• [The problem]: Please pull out every line that includes the string "餐叉样畸形".

=== Given information ===

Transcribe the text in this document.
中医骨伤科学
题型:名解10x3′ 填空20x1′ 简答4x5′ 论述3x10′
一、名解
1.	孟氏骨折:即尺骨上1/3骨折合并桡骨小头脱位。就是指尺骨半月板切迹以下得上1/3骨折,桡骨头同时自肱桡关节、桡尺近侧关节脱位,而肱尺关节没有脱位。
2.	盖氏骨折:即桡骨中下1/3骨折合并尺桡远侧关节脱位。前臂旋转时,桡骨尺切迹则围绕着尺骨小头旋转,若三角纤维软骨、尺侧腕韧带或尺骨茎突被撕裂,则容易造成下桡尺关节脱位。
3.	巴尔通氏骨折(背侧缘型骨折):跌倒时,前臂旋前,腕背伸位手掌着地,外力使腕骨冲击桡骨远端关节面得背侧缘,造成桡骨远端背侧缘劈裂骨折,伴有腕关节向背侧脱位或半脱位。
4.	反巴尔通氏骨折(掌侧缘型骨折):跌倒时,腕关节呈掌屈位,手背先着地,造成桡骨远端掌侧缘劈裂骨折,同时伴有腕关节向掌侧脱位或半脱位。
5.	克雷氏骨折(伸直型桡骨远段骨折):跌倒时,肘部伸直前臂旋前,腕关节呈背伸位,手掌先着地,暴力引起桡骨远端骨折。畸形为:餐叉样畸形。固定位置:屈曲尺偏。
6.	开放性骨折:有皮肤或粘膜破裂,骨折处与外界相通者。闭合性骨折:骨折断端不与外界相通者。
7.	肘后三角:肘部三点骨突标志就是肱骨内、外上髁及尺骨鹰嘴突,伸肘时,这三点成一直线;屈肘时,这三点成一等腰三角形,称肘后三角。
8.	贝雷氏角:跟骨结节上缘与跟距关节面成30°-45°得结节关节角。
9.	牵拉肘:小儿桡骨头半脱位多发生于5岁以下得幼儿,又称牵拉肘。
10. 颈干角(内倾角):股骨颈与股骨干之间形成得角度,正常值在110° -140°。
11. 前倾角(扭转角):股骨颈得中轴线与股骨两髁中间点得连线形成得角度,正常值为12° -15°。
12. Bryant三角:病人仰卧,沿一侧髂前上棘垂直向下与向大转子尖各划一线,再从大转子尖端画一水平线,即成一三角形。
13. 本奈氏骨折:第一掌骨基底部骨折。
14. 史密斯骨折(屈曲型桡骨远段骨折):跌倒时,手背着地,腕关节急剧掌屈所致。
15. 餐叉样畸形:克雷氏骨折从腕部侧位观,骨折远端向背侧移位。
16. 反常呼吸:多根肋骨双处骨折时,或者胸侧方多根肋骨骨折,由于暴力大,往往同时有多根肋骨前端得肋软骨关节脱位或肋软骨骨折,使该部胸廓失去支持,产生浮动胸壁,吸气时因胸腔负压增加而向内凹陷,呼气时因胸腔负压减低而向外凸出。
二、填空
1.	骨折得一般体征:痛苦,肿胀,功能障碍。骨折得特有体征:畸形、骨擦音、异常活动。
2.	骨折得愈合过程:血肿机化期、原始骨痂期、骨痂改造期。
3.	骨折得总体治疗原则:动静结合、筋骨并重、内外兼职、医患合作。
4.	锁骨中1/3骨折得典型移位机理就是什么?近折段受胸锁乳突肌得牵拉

===

• [Result for this task]:
5.	克雷氏骨折(伸直型桡骨远段骨折):跌倒时,肘部伸直前臂旋前,腕关节呈背伸位,手掌先着地,暴力引起桡骨远端骨折。畸形为:餐叉样畸形。固定位置:屈曲尺偏。
15. 餐叉样畸形:克雷氏骨折从腕部侧位观,骨折远端向背侧移位。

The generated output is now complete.